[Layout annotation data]
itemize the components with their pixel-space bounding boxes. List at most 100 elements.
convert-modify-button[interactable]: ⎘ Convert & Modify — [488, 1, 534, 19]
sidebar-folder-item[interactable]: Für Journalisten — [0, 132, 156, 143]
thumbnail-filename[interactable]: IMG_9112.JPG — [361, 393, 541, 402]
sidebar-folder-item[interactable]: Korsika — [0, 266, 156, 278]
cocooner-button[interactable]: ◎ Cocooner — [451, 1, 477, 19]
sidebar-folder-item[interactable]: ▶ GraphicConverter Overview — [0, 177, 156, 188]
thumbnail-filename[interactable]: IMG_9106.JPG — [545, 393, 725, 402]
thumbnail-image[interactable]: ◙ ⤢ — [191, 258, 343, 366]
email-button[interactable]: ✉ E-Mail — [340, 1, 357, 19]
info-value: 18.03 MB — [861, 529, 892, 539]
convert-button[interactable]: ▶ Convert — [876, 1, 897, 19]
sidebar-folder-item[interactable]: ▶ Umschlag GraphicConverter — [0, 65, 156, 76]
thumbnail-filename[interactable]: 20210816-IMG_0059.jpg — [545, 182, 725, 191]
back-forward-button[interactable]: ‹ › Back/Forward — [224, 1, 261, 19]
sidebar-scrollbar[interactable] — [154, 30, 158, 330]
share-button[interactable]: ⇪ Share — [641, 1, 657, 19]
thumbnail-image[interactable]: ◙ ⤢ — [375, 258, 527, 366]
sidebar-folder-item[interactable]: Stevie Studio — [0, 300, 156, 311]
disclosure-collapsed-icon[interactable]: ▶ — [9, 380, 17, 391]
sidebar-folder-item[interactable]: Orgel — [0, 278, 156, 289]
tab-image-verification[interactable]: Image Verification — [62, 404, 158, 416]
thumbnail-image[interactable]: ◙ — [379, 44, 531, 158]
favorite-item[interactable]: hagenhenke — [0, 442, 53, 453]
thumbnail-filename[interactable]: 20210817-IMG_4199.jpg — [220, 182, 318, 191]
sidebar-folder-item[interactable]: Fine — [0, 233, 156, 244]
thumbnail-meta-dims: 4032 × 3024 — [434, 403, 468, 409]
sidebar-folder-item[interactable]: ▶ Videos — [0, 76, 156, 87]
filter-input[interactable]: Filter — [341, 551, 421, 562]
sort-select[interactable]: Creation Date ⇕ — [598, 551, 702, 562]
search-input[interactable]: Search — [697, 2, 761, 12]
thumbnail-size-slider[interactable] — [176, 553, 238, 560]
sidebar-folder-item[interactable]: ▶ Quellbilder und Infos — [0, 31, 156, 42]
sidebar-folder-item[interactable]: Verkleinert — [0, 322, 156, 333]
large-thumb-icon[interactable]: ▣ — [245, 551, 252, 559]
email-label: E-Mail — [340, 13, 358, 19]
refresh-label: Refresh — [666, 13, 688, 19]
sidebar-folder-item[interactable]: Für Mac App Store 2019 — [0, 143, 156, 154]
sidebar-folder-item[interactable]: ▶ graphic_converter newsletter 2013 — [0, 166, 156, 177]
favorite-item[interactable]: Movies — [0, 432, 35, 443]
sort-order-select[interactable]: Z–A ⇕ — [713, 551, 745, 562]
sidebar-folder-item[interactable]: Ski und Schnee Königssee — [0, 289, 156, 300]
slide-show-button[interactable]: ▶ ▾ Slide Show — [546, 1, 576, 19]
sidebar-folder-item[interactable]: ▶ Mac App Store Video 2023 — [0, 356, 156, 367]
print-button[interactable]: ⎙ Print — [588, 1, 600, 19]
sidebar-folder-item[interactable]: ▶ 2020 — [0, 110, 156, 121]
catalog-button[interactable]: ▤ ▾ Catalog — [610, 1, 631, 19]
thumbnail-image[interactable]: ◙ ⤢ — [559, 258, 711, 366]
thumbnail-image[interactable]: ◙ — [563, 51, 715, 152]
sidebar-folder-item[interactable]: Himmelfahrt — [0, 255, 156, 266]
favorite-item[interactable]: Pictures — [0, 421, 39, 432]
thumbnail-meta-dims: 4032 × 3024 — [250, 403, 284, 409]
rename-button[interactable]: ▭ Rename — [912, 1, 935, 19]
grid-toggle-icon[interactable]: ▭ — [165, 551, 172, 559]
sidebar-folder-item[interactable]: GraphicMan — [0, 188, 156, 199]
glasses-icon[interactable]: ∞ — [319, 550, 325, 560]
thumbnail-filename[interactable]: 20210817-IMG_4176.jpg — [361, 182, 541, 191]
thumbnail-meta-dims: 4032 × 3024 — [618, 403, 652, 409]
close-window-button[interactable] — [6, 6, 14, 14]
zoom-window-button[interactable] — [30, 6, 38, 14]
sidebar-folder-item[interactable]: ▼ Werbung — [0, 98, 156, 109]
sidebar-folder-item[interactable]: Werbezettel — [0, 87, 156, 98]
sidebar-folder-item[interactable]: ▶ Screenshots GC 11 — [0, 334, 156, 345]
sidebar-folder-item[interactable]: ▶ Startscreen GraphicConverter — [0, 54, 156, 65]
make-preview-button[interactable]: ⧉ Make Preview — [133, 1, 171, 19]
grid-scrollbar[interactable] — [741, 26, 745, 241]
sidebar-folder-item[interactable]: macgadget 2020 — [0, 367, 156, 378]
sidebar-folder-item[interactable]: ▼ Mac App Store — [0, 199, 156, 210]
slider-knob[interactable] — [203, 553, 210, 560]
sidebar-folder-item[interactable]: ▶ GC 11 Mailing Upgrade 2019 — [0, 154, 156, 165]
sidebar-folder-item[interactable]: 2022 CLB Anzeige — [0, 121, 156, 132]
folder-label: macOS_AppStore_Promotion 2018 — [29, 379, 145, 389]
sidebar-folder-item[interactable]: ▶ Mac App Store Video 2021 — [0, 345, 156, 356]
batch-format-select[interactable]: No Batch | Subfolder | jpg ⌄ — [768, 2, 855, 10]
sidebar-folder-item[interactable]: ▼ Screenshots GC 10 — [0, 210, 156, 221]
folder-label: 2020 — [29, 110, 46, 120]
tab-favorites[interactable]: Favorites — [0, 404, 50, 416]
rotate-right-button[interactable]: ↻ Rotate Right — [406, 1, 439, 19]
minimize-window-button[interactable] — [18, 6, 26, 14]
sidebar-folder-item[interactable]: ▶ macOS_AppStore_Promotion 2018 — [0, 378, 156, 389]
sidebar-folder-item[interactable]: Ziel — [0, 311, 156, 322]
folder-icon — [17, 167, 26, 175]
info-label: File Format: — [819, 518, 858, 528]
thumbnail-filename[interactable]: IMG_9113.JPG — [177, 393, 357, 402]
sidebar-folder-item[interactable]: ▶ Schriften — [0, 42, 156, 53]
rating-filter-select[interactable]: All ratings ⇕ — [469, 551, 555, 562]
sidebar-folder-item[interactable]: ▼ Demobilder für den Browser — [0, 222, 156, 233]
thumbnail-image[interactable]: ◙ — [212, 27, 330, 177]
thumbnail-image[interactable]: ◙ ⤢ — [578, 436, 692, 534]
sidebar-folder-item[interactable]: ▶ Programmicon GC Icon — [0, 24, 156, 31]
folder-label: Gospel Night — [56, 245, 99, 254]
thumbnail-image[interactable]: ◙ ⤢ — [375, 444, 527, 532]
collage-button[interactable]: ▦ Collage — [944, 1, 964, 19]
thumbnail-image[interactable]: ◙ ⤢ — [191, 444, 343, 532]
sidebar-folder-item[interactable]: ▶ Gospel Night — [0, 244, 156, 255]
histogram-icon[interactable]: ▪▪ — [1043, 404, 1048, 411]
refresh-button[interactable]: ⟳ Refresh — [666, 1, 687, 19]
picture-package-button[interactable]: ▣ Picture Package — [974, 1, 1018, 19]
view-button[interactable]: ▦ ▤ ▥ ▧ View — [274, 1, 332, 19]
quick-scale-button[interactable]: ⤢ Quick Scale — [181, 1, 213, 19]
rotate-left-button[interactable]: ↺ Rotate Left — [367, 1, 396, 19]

### INSTRUCTION:
Render the items from the first line through the line containing "sidebar-folder-item[interactable]: Korsika —" as a Markdown table with the columns "No." and "Item". Put one line per row, number the rows, and leave out blank lines.

### RESULT:
| No. | Item |
|---|---|
| 1 | itemize the components with their pixel-space bounding boxes. List at most 100 elements. |
| 2 | convert-modify-button[interactable]: ⎘ Convert & Modify — [488, 1, 534, 19] |
| 3 | sidebar-folder-item[interactable]: Für Journalisten — [0, 132, 156, 143] |
| 4 | thumbnail-filename[interactable]: IMG_9112.JPG — [361, 393, 541, 402] |
| 5 | sidebar-folder-item[interactable]: Korsika — [0, 266, 156, 278] |